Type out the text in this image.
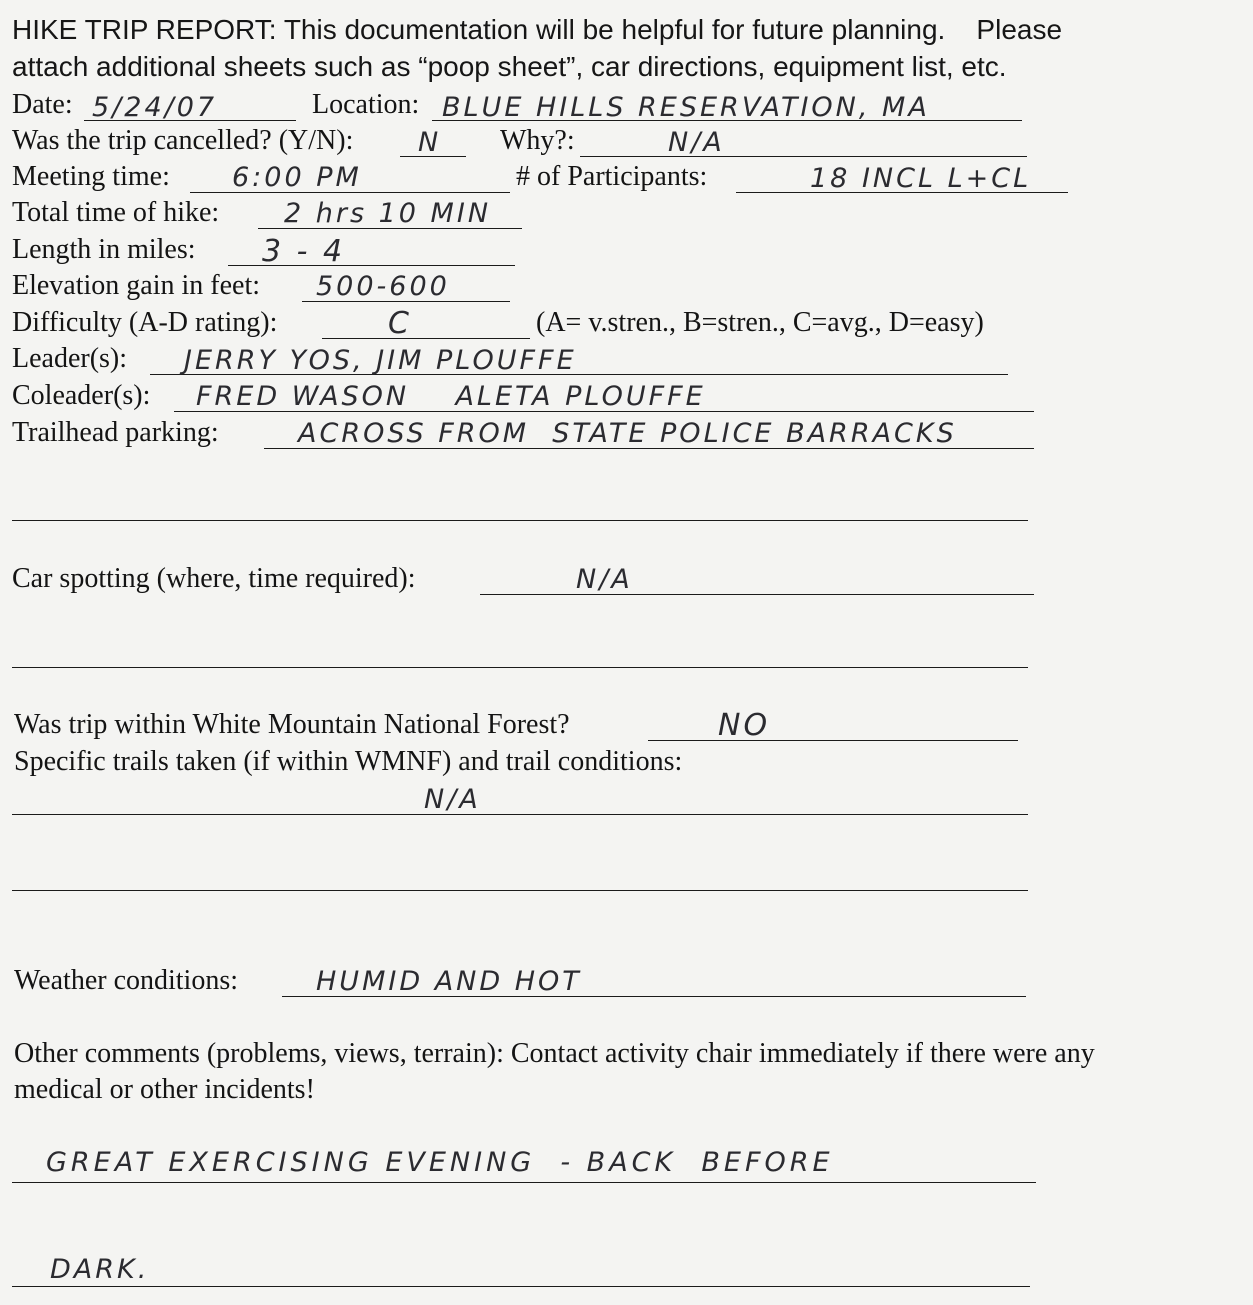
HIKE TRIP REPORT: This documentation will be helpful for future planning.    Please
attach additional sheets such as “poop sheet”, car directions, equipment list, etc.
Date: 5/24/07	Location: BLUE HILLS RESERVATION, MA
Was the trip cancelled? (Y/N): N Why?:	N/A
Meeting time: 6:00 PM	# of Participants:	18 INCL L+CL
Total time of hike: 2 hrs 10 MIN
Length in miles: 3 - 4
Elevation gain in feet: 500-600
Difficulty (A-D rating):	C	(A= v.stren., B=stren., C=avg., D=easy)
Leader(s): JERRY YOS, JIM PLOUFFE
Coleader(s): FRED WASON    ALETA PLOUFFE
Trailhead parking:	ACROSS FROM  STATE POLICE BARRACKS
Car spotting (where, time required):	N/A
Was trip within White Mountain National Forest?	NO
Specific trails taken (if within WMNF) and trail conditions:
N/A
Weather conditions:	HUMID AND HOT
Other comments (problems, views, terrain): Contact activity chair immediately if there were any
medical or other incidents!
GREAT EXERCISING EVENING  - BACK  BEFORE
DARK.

··········

**Short problem:** Copy out every line from the records that has the word "within".

**Expected answer:**
Was trip within White Mountain National Forest?	NO
Specific trails taken (if within WMNF) and trail conditions:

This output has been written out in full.